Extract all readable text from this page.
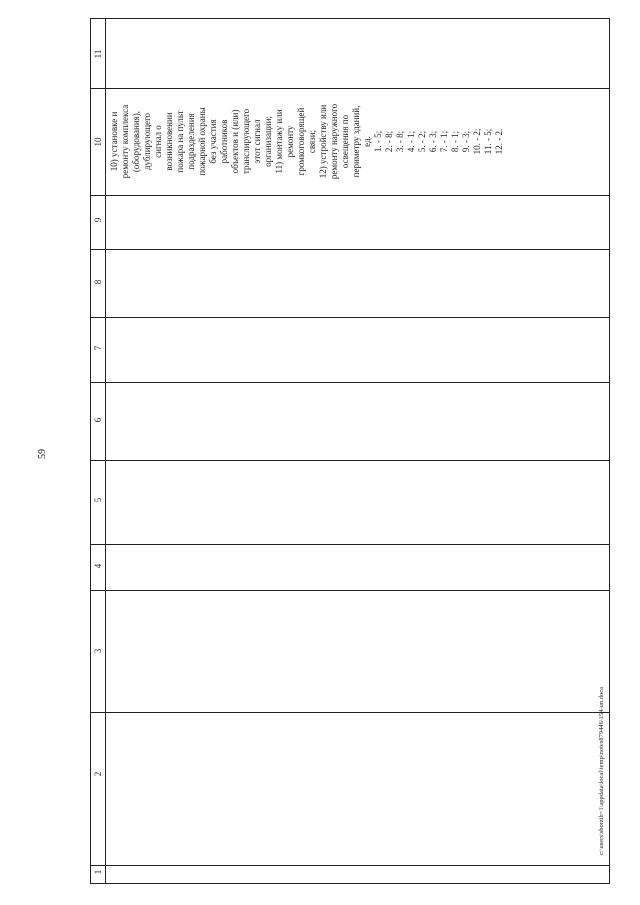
59
11
10
9
8
7
6
5
4
3
2
1
10) установке и ремонту комплекса (оборудования), дублирующего сигнал о возникновении пожара на пульт подразделения пожарной охраны без участия работников объектов и (или) транслирующего этот сигнал организации; 11) монтажу или ремонту громкоговорящей связи; 12) устройству или ремонту наружного освещения по периметру зданий, ед. 1. - 5; 2. - 8; 3. - 8; 4. - 1; 5. - 2; 6. - 3; 7. - 1; 8. - 1; 9. - 3; 10. - 2; 11. - 5; 12. - 2.
c:\users\sborzih~1\appdata\local\temp\notes879446\154-un.doca
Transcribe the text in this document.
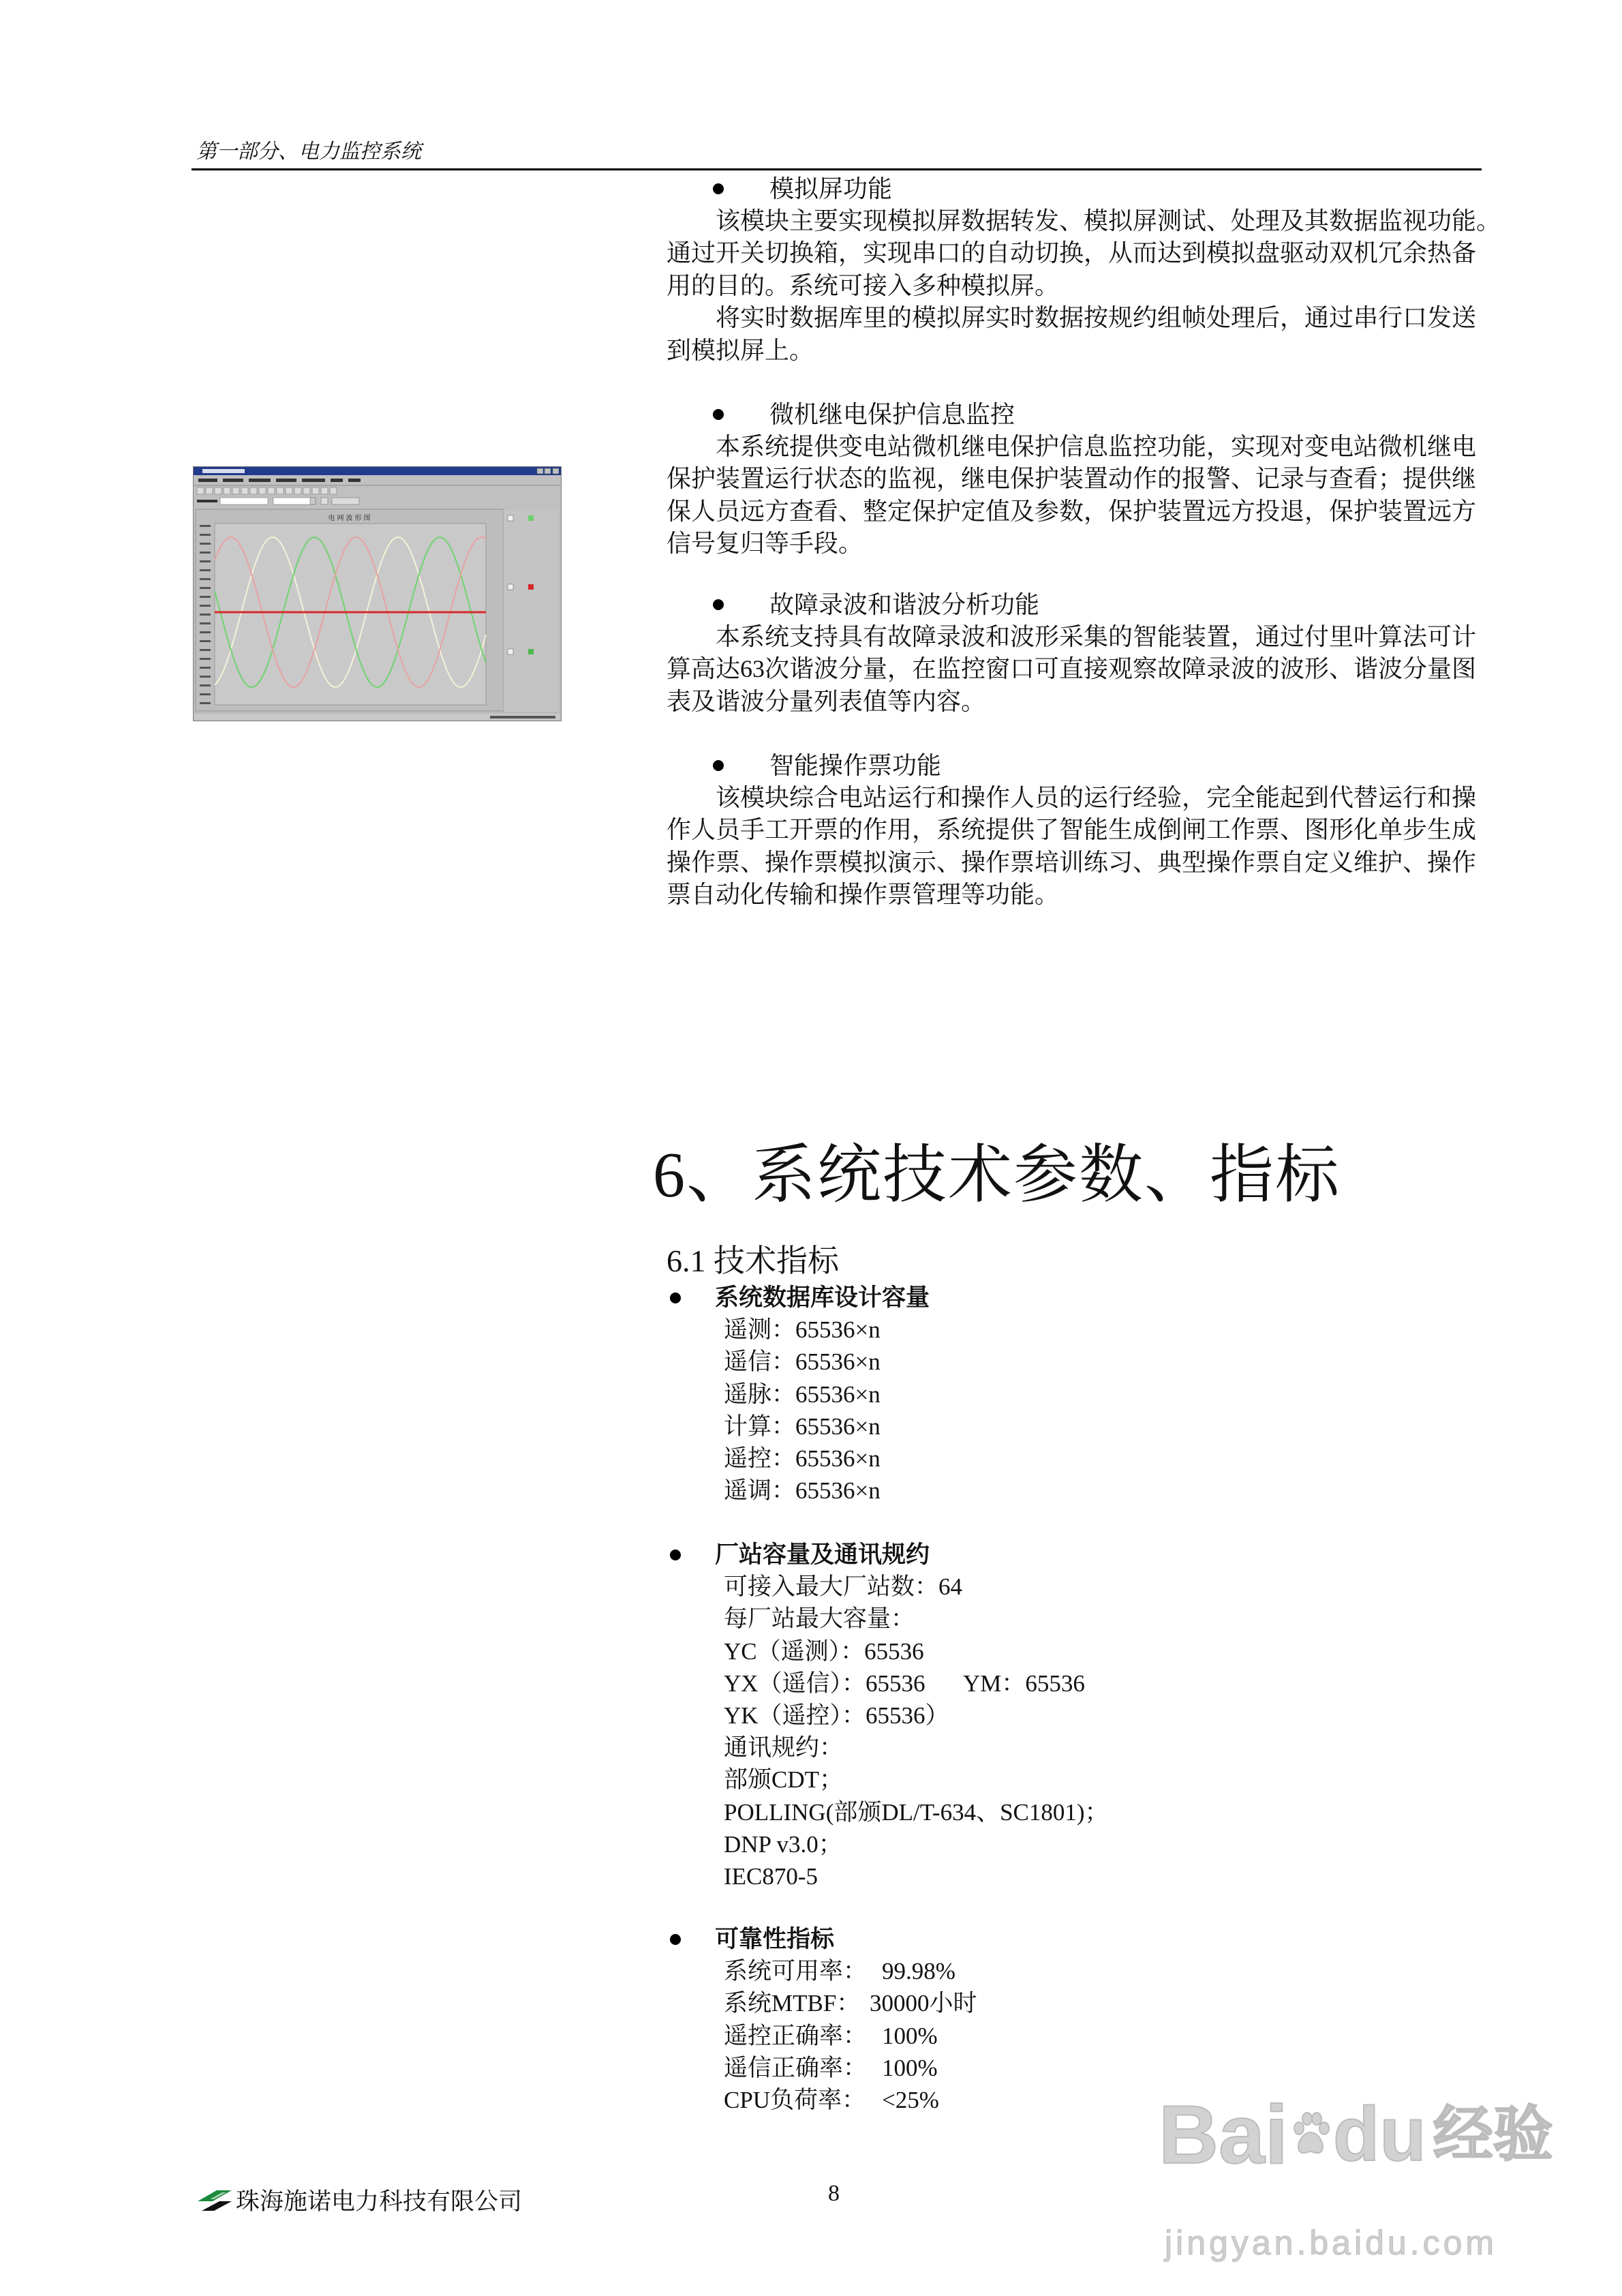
第一部分、电力监控系统
模拟屏功能
该模块主要实现模拟屏数据转发、模拟屏测试、处理及其数据监视功能。
通过开关切换箱，实现串口的自动切换，从而达到模拟盘驱动双机冗余热备
用的目的。系统可接入多种模拟屏。
将实时数据库里的模拟屏实时数据按规约组帧处理后，通过串行口发送
到模拟屏上。
微机继电保护信息监控
本系统提供变电站微机继电保护信息监控功能，实现对变电站微机继电
保护装置运行状态的监视，继电保护装置动作的报警、记录与查看；提供继
保人员远方查看、整定保护定值及参数，保护装置远方投退，保护装置远方
信号复归等手段。
故障录波和谐波分析功能
本系统支持具有故障录波和波形采集的智能装置，通过付里叶算法可计
算高达63次谐波分量，在监控窗口可直接观察故障录波的波形、谐波分量图
表及谐波分量列表值等内容。
智能操作票功能
该模块综合电站运行和操作人员的运行经验，完全能起到代替运行和操
作人员手工开票的作用，系统提供了智能生成倒闸工作票、图形化单步生成
操作票、操作票模拟演示、操作票培训练习、典型操作票自定义维护、操作
票自动化传输和操作票管理等功能。
电网波形图
6、系统技术参数、指标
6.1 技术指标
系统数据库设计容量
遥测：65536×n
遥信：65536×n
遥脉：65536×n
计算：65536×n
遥控：65536×n
遥调：65536×n
厂站容量及通讯规约
可接入最大厂站数：64
每厂站最大容量：
YC（遥测）：65536
YX（遥信）：65536 YM：65536
YK（遥控）：65536）
通讯规约：
部颁CDT；
POLLING(部颁DL/T-634、SC1801)；
DNP v3.0；
IEC870-5
可靠性指标
系统可用率： 99.98%
系统MTBF： 30000小时
遥控正确率： 100%
遥信正确率： 100%
CPU负荷率： <25%
珠海施诺电力科技有限公司	8
Bai du 经验
jingyan.baidu.com
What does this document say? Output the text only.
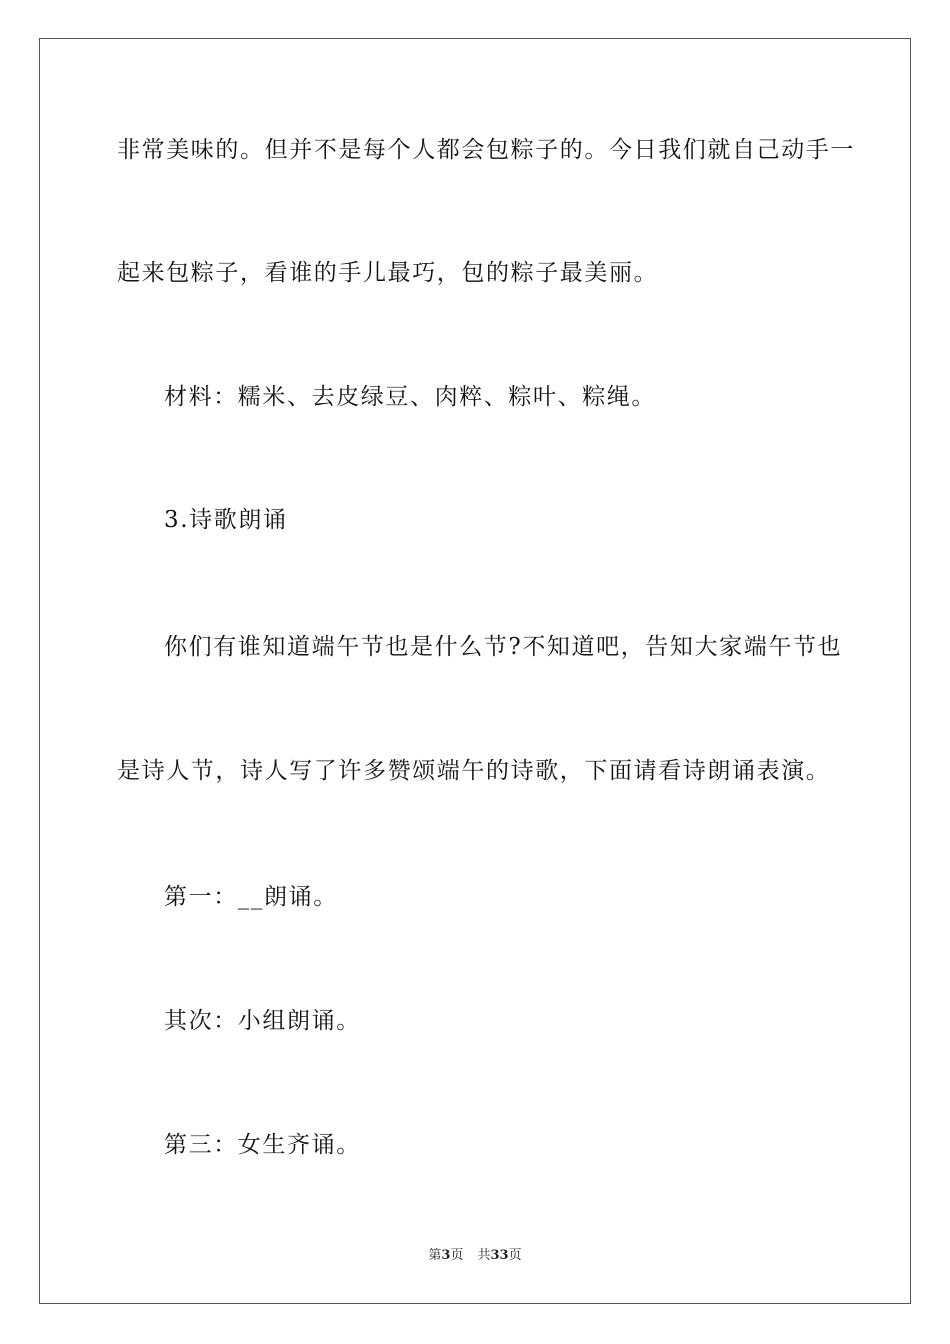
非常美味的。但并不是每个人都会包粽子的。今日我们就自己动手一
起来包粽子，看谁的手儿最巧，包的粽子最美丽。
材料：糯米、去皮绿豆、肉粹、粽叶、粽绳。
3.诗歌朗诵
你们有谁知道端午节也是什么节?不知道吧，告知大家端午节也
是诗人节，诗人写了许多赞颂端午的诗歌，下面请看诗朗诵表演。
第一：__朗诵。
其次：小组朗诵。
第三：女生齐诵。
第3页 共33页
================================
Stated exercise: Copy all of the entries verbatim, leaving out any pictures they contain.

Task answer:
Extract all readable text from this page.
59
11
10
9
8
7
6
5
4
3
2
1
10) установке и ремонту комплекса (оборудования), дублирующего сигнал о возникновении пожара на пульт подразделения пожарной охраны без участия работников объектов и (или) транслирующего этот сигнал организации; 11) монтажу или ремонту громкоговорящей связи; 12) устройству или ремонту наружного освещения по периметру зданий, ед. 1. - 5; 2. - 8; 3. - 8; 4. - 1; 5. - 2; 6. - 3; 7. - 1; 8. - 1; 9. - 3; 10. - 2; 11. - 5; 12. - 2.
c:\users\sborzih~1\appdata\local\temp\notes879446\154-un.doca
Transcribe the text in this document.
第一部分、电力监控系统
模拟屏功能
该模块主要实现模拟屏数据转发、模拟屏测试、处理及其数据监视功能。
通过开关切换箱，实现串口的自动切换，从而达到模拟盘驱动双机冗余热备
用的目的。系统可接入多种模拟屏。
将实时数据库里的模拟屏实时数据按规约组帧处理后，通过串行口发送
到模拟屏上。
微机继电保护信息监控
本系统提供变电站微机继电保护信息监控功能，实现对变电站微机继电
保护装置运行状态的监视，继电保护装置动作的报警、记录与查看；提供继
保人员远方查看、整定保护定值及参数，保护装置远方投退，保护装置远方
信号复归等手段。
故障录波和谐波分析功能
本系统支持具有故障录波和波形采集的智能装置，通过付里叶算法可计
算高达63次谐波分量，在监控窗口可直接观察故障录波的波形、谐波分量图
表及谐波分量列表值等内容。
智能操作票功能
该模块综合电站运行和操作人员的运行经验，完全能起到代替运行和操
作人员手工开票的作用，系统提供了智能生成倒闸工作票、图形化单步生成
操作票、操作票模拟演示、操作票培训练习、典型操作票自定义维护、操作
票自动化传输和操作票管理等功能。
电网波形图
6、系统技术参数、指标
6.1 技术指标
系统数据库设计容量
遥测：65536×n
遥信：65536×n
遥脉：65536×n
计算：65536×n
遥控：65536×n
遥调：65536×n
厂站容量及通讯规约
可接入最大厂站数：64
每厂站最大容量：
YC（遥测）：65536
YX（遥信）：65536 YM：65536
YK（遥控）：65536）
通讯规约：
部颁CDT；
POLLING(部颁DL/T-634、SC1801)；
DNP v3.0；
IEC870-5
可靠性指标
系统可用率： 99.98%
系统MTBF： 30000小时
遥控正确率： 100%
遥信正确率： 100%
CPU负荷率： <25%
珠海施诺电力科技有限公司	8
Bai du 经验
jingyan.baidu.com
What does this document say? Output the text only.
非常美味的。但并不是每个人都会包粽子的。今日我们就自己动手一
起来包粽子，看谁的手儿最巧，包的粽子最美丽。
材料：糯米、去皮绿豆、肉粹、粽叶、粽绳。
3.诗歌朗诵
你们有谁知道端午节也是什么节?不知道吧，告知大家端午节也
是诗人节，诗人写了许多赞颂端午的诗歌，下面请看诗朗诵表演。
第一：__朗诵。
其次：小组朗诵。
第三：女生齐诵。
第3页 共33页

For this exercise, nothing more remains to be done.